■ PETUNJUK 1:
Salin kembali seluruh kutipan tentang Patung Dirgantara tanpa mengubah apa pun.

Baca juga laporan in-depth Tirto tentang lukisan istana:

Melesat, Tersendat, Terjerat

Monumen terakhir—karena angin politik buru-buru menumpas kekuasannya—yang ditugaskan Bung Karno kepada Edhi Sunarso adalah Patung Dirgantara atau sekarang lebih dikenal sebagai Patung Pancoran. Dulu di dekat monumen itu ada markas Besar TNI Angkatan Udara.

“Dhi, aku ingin menghargai pahlawan penerbang Indonesia. Kalau Amerika, Soviet, itu bangga dengan industri pesawatnya, bangga dengan kebesaran membuat pesawat, Indonesia ga ada. Siapa yang bikin pesawat Indonesia? Ga ada. Apa? (yang ada) Keberanian penerbangan. Jiwa penerbangannya, keberaniannya, patriotismenya. Nganggo pesawat rongsokan aja masih bisa untuk ngebom. Kau ingat Ambarawa?” ujar Bung Karno kepada Edhi.

Baca juga: TNI AU: Diandalkan Sukarno, Dikucilkan Soeharto

Dibantu Keluarga Arca Yogyakarta pimpinannya sendiri, Edhi mulai membuat Patung Dirgantara. Pada awal pembuatannya, di ujung tangan kanan patung yang mengarah ke atas terdapat pesawat. Namun kemudian tidak dipasang atas saran Edhi kepada Bung Karno.

“Dulu ada pesawatnya. Modelnya ada pesawatnya. Waktu saya buat, saya bilang gini, ‘pesawatnya ga usah dipasang aja pak.’ “

“Kenapa?”

“Seperti mainan. Lucu. Seperti orang dewasa mainan kapal, pesawat-pesawat.”

“Wah, bener kowe, bener kowe,” timpal Bung Karno.

■ DATA TERSEDIA:
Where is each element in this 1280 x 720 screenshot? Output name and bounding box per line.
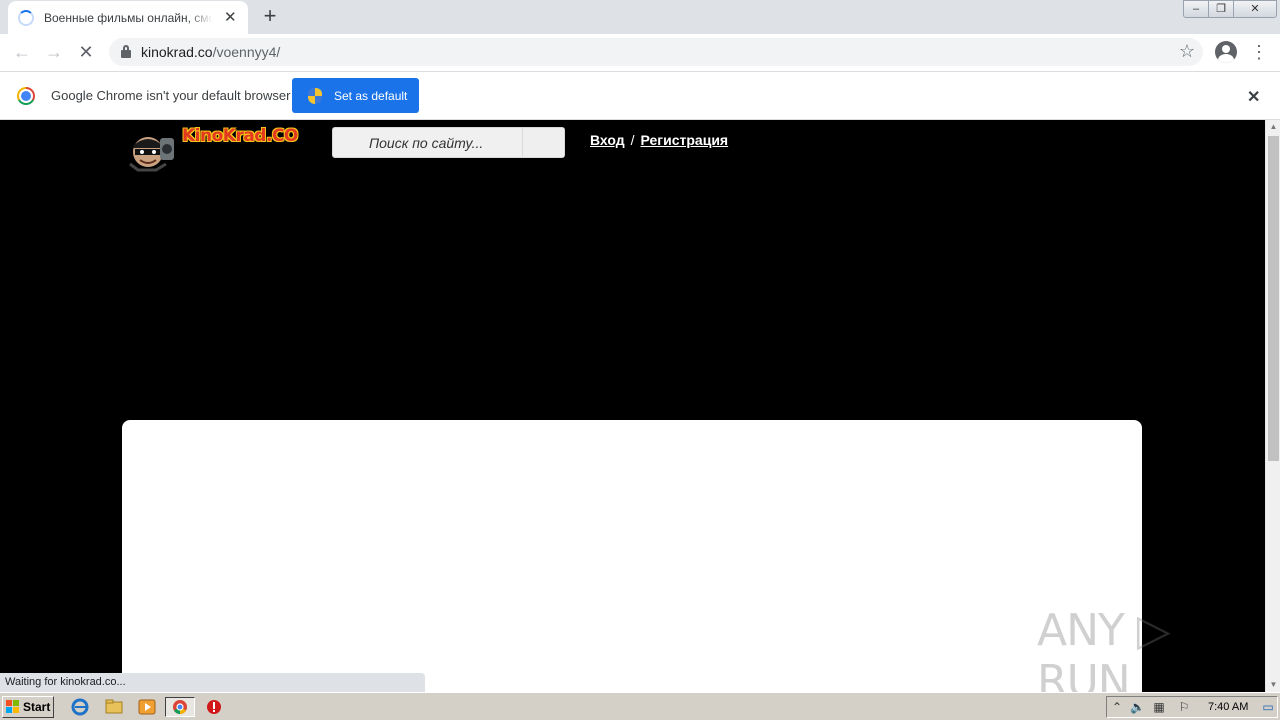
--
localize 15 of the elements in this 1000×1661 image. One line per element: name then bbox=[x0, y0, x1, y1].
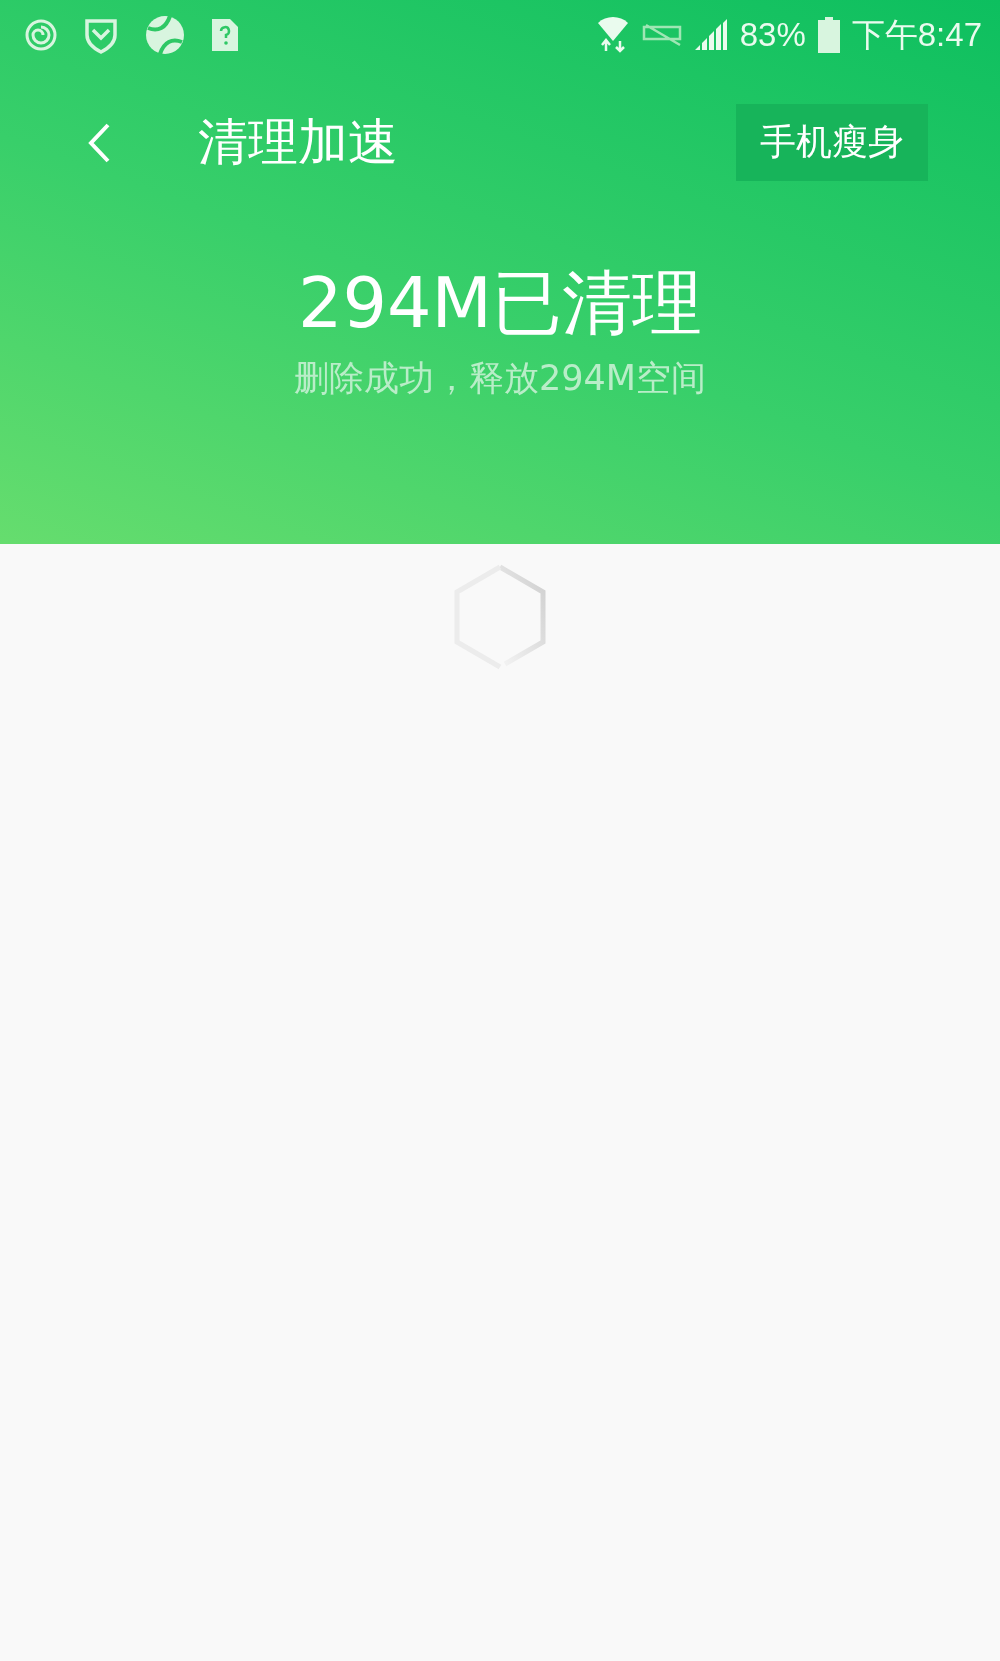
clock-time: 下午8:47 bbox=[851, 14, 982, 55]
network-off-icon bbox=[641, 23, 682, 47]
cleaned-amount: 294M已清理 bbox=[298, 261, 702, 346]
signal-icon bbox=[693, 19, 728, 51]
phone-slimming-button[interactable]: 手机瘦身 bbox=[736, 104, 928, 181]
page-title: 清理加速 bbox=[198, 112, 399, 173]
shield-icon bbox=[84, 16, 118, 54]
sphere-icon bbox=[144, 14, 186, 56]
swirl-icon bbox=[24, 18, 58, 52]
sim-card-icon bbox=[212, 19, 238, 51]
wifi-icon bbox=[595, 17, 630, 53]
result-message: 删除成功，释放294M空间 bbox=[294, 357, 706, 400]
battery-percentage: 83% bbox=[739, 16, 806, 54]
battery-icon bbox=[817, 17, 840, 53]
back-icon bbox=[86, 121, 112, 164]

■ PETUNJUK 2:
Sajikan catatan sebagai CSV dua kolom bernama masukan dan jawaban, satu baris untuk setiap teks beserta jawabannya. Apit setiap isian dengan tanda petik, ganti jeda baris dengan spasi, dan jangan sertakan gambar. Mulailah dari baris catatan yang memuat "localize 15 of" dan berhentilah setelah baris yang memuat "back-icon bbox=[86, 121, 112, 164]".

■ PENYELESAIAN 1:
Baca juga laporan in-depth Tirto tentang lukisan istana:

Melesat, Tersendat, Terjerat

Monumen terakhir—karena angin politik buru-buru menumpas kekuasannya—yang ditugaskan Bung Karno kepada Edhi Sunarso adalah Patung Dirgantara atau sekarang lebih dikenal sebagai Patung Pancoran. Dulu di dekat monumen itu ada markas Besar TNI Angkatan Udara.

“Dhi, aku ingin menghargai pahlawan penerbang Indonesia. Kalau Amerika, Soviet, itu bangga dengan industri pesawatnya, bangga dengan kebesaran membuat pesawat, Indonesia ga ada. Siapa yang bikin pesawat Indonesia? Ga ada. Apa? (yang ada) Keberanian penerbangan. Jiwa penerbangannya, keberaniannya, patriotismenya. Nganggo pesawat rongsokan aja masih bisa untuk ngebom. Kau ingat Ambarawa?” ujar Bung Karno kepada Edhi.

Baca juga: TNI AU: Diandalkan Sukarno, Dikucilkan Soeharto

Dibantu Keluarga Arca Yogyakarta pimpinannya sendiri, Edhi mulai membuat Patung Dirgantara. Pada awal pembuatannya, di ujung tangan kanan patung yang mengarah ke atas terdapat pesawat. Namun kemudian tidak dipasang atas saran Edhi kepada Bung Karno.

“Dulu ada pesawatnya. Modelnya ada pesawatnya. Waktu saya buat, saya bilang gini, ‘pesawatnya ga usah dipasang aja pak.’ “

“Kenapa?”

“Seperti mainan. Lucu. Seperti orang dewasa mainan kapal, pesawat-pesawat.”

“Wah, bener kowe, bener kowe,” timpal Bung Karno.

■ PENYELESAIAN 2:
masukan,jawaban
"localize 15 of the elements in this 1000×1661 image. One line per element: name then bbox=[x0, y0, x1, y1].","clock-time: 下午8:47 bbox=[851, 14, 982, 55] network-off-icon bbox=[641, 23, 682, 47] cleaned-amount: 294M已清理 bbox=[298, 261, 702, 346] signal-icon bbox=[693, 19, 728, 51] phone-slimming-button[interactable]: 手机瘦身 bbox=[736, 104, 928, 181] page-title: 清理加速 bbox=[198, 112, 399, 173] shield-icon bbox=[84, 16, 118, 54] sphere-icon bbox=[144, 14, 186, 56] swirl-icon bbox=[24, 18, 58, 52] sim-card-icon bbox=[212, 19, 238, 51] wifi-icon bbox=[595, 17, 630, 53] result-message: 删除成功，释放294M空间 bbox=[294, 357, 706, 400] battery-percentage: 83% bbox=[739, 16, 806, 54] battery-icon bbox=[817, 17, 840, 53] back-icon bbox=[86, 121, 112, 164]"